Short problem -
Exactly reproduce each line of the listing that follows.

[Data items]
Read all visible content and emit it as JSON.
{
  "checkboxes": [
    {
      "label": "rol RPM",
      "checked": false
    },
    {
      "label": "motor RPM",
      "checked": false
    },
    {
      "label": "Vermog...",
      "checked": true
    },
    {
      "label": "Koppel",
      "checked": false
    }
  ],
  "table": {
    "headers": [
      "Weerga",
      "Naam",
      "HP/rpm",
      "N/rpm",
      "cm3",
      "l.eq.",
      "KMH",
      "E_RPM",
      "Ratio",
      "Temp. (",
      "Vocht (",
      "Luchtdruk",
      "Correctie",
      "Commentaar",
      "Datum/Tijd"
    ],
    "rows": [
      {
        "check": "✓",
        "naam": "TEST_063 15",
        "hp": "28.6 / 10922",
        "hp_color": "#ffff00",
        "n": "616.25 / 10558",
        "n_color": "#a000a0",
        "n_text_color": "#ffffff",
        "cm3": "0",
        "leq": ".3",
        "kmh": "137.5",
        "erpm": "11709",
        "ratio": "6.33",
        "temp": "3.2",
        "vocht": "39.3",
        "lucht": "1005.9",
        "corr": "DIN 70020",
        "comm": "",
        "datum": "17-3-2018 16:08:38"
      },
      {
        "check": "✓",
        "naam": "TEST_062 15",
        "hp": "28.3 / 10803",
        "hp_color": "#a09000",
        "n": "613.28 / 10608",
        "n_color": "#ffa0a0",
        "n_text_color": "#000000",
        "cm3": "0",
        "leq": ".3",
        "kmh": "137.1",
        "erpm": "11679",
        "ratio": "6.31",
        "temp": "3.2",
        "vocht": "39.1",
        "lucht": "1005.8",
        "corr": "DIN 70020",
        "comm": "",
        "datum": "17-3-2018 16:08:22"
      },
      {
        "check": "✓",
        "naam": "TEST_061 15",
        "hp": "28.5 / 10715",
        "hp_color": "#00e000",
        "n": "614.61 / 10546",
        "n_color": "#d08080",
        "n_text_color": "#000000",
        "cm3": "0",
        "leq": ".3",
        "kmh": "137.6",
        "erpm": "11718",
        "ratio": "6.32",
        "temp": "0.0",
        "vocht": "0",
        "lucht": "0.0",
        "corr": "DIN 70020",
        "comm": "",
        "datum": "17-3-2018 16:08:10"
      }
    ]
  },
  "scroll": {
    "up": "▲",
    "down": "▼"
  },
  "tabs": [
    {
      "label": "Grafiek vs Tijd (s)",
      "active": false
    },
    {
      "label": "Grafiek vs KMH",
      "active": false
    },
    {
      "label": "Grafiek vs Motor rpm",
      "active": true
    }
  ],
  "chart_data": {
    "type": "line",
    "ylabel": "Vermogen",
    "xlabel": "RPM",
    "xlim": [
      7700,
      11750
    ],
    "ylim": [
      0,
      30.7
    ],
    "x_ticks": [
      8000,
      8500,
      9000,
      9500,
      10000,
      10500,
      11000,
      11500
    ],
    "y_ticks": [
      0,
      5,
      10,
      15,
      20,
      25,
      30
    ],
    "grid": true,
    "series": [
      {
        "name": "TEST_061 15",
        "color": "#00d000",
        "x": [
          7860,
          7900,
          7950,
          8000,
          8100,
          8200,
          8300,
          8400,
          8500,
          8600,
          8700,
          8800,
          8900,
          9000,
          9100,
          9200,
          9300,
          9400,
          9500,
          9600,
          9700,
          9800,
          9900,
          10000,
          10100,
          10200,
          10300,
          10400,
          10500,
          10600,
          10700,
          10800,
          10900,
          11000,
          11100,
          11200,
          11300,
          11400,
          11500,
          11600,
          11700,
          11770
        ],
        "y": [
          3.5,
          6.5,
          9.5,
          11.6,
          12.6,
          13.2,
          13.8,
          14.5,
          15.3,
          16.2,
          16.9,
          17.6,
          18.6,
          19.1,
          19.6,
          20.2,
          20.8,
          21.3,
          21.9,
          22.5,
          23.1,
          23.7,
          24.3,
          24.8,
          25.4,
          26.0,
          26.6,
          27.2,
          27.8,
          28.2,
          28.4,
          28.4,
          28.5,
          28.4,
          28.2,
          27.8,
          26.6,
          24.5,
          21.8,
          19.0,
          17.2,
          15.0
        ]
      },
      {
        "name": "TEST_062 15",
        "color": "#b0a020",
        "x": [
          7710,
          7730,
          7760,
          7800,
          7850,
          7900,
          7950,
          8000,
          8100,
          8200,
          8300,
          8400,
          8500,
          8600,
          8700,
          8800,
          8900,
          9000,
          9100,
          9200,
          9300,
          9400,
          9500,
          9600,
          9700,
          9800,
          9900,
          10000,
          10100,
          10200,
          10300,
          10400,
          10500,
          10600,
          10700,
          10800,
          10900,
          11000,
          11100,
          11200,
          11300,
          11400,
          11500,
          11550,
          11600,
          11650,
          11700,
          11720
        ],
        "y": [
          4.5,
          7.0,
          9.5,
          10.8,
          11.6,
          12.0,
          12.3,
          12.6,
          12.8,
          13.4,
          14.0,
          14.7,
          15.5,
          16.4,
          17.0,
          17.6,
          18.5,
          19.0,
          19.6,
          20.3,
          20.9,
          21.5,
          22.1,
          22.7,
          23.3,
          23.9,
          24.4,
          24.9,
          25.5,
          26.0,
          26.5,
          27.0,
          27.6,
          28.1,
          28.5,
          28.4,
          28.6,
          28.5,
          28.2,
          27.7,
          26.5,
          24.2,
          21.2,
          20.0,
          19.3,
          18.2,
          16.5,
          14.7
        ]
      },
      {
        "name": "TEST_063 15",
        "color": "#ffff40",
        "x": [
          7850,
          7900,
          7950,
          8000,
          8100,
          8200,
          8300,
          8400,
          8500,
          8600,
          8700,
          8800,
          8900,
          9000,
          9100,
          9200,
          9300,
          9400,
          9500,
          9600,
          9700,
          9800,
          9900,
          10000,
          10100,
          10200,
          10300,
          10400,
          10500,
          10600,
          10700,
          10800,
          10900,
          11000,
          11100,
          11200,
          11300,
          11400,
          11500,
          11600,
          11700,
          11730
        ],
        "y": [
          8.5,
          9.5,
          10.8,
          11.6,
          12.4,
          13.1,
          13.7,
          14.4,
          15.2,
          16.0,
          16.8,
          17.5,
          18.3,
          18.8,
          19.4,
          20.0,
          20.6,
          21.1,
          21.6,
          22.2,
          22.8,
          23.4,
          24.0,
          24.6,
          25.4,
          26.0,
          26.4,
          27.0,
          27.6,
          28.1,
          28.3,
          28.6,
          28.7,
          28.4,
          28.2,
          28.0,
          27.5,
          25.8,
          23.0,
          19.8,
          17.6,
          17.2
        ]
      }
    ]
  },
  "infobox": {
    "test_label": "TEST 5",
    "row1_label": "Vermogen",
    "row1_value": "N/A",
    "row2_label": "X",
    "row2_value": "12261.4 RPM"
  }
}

Solution to this exercise -
Read all visible content and emit it as JSON.
{
  "checkboxes": [
    {
      "label": "rol RPM",
      "checked": false
    },
    {
      "label": "motor RPM",
      "checked": false
    },
    {
      "label": "Vermog...",
      "checked": true
    },
    {
      "label": "Koppel",
      "checked": false
    }
  ],
  "table": {
    "headers": [
      "Weerga",
      "Naam",
      "HP/rpm",
      "N/rpm",
      "cm3",
      "l.eq.",
      "KMH",
      "E_RPM",
      "Ratio",
      "Temp. (",
      "Vocht (",
      "Luchtdruk",
      "Correctie",
      "Commentaar",
      "Datum/Tijd"
    ],
    "rows": [
      {
        "check": "✓",
        "naam": "TEST_063 15",
        "hp": "28.6 / 10922",
        "hp_color": "#ffff00",
        "n": "616.25 / 10558",
        "n_color": "#a000a0",
        "n_text_color": "#ffffff",
        "cm3": "0",
        "leq": ".3",
        "kmh": "137.5",
        "erpm": "11709",
        "ratio": "6.33",
        "temp": "3.2",
        "vocht": "39.3",
        "lucht": "1005.9",
        "corr": "DIN 70020",
        "comm": "",
        "datum": "17-3-2018 16:08:38"
      },
      {
        "check": "✓",
        "naam": "TEST_062 15",
        "hp": "28.3 / 10803",
        "hp_color": "#a09000",
        "n": "613.28 / 10608",
        "n_color": "#ffa0a0",
        "n_text_color": "#000000",
        "cm3": "0",
        "leq": ".3",
        "kmh": "137.1",
        "erpm": "11679",
        "ratio": "6.31",
        "temp": "3.2",
        "vocht": "39.1",
        "lucht": "1005.8",
        "corr": "DIN 70020",
        "comm": "",
        "datum": "17-3-2018 16:08:22"
      },
      {
        "check": "✓",
        "naam": "TEST_061 15",
        "hp": "28.5 / 10715",
        "hp_color": "#00e000",
        "n": "614.61 / 10546",
        "n_color": "#d08080",
        "n_text_color": "#000000",
        "cm3": "0",
        "leq": ".3",
        "kmh": "137.6",
        "erpm": "11718",
        "ratio": "6.32",
        "temp": "0.0",
        "vocht": "0",
        "lucht": "0.0",
        "corr": "DIN 70020",
        "comm": "",
        "datum": "17-3-2018 16:08:10"
      }
    ]
  },
  "scroll": {
    "up": "▲",
    "down": "▼"
  },
  "tabs": [
    {
      "label": "Grafiek vs Tijd (s)",
      "active": false
    },
    {
      "label": "Grafiek vs KMH",
      "active": false
    },
    {
      "label": "Grafiek vs Motor rpm",
      "active": true
    }
  ],
  "chart_data": {
    "type": "line",
    "ylabel": "Vermogen",
    "xlabel": "RPM",
    "xlim": [
      7700,
      11750
    ],
    "ylim": [
      0,
      30.7
    ],
    "x_ticks": [
      8000,
      8500,
      9000,
      9500,
      10000,
      10500,
      11000,
      11500
    ],
    "y_ticks": [
      0,
      5,
      10,
      15,
      20,
      25,
      30
    ],
    "grid": true,
    "series": [
      {
        "name": "TEST_061 15",
        "color": "#00d000",
        "x": [
          7860,
          7900,
          7950,
          8000,
          8100,
          8200,
          8300,
          8400,
          8500,
          8600,
          8700,
          8800,
          8900,
          9000,
          9100,
          9200,
          9300,
          9400,
          9500,
          9600,
          9700,
          9800,
          9900,
          10000,
          10100,
          10200,
          10300,
          10400,
          10500,
          10600,
          10700,
          10800,
          10900,
          11000,
          11100,
          11200,
          11300,
          11400,
          11500,
          11600,
          11700,
          11770
        ],
        "y": [
          3.5,
          6.5,
          9.5,
          11.6,
          12.6,
          13.2,
          13.8,
          14.5,
          15.3,
          16.2,
          16.9,
          17.6,
          18.6,
          19.1,
          19.6,
          20.2,
          20.8,
          21.3,
          21.9,
          22.5,
          23.1,
          23.7,
          24.3,
          24.8,
          25.4,
          26.0,
          26.6,
          27.2,
          27.8,
          28.2,
          28.4,
          28.4,
          28.5,
          28.4,
          28.2,
          27.8,
          26.6,
          24.5,
          21.8,
          19.0,
          17.2,
          15.0
        ]
      },
      {
        "name": "TEST_062 15",
        "color": "#b0a020",
        "x": [
          7710,
          7730,
          7760,
          7800,
          7850,
          7900,
          7950,
          8000,
          8100,
          8200,
          8300,
          8400,
          8500,
          8600,
          8700,
          8800,
          8900,
          9000,
          9100,
          9200,
          9300,
          9400,
          9500,
          9600,
          9700,
          9800,
          9900,
          10000,
          10100,
          10200,
          10300,
          10400,
          10500,
          10600,
          10700,
          10800,
          10900,
          11000,
          11100,
          11200,
          11300,
          11400,
          11500,
          11550,
          11600,
          11650,
          11700,
          11720
        ],
        "y": [
          4.5,
          7.0,
          9.5,
          10.8,
          11.6,
          12.0,
          12.3,
          12.6,
          12.8,
          13.4,
          14.0,
          14.7,
          15.5,
          16.4,
          17.0,
          17.6,
          18.5,
          19.0,
          19.6,
          20.3,
          20.9,
          21.5,
          22.1,
          22.7,
          23.3,
          23.9,
          24.4,
          24.9,
          25.5,
          26.0,
          26.5,
          27.0,
          27.6,
          28.1,
          28.5,
          28.4,
          28.6,
          28.5,
          28.2,
          27.7,
          26.5,
          24.2,
          21.2,
          20.0,
          19.3,
          18.2,
          16.5,
          14.7
        ]
      },
      {
        "name": "TEST_063 15",
        "color": "#ffff40",
        "x": [
          7850,
          7900,
          7950,
          8000,
          8100,
          8200,
          8300,
          8400,
          8500,
          8600,
          8700,
          8800,
          8900,
          9000,
          9100,
          9200,
          9300,
          9400,
          9500,
          9600,
          9700,
          9800,
          9900,
          10000,
          10100,
          10200,
          10300,
          10400,
          10500,
          10600,
          10700,
          10800,
          10900,
          11000,
          11100,
          11200,
          11300,
          11400,
          11500,
          11600,
          11700,
          11730
        ],
        "y": [
          8.5,
          9.5,
          10.8,
          11.6,
          12.4,
          13.1,
          13.7,
          14.4,
          15.2,
          16.0,
          16.8,
          17.5,
          18.3,
          18.8,
          19.4,
          20.0,
          20.6,
          21.1,
          21.6,
          22.2,
          22.8,
          23.4,
          24.0,
          24.6,
          25.4,
          26.0,
          26.4,
          27.0,
          27.6,
          28.1,
          28.3,
          28.6,
          28.7,
          28.4,
          28.2,
          28.0,
          27.5,
          25.8,
          23.0,
          19.8,
          17.6,
          17.2
        ]
      }
    ]
  },
  "infobox": {
    "test_label": "TEST 5",
    "row1_label": "Vermogen",
    "row1_value": "N/A",
    "row2_label": "X",
    "row2_value": "12261.4 RPM"
  }
}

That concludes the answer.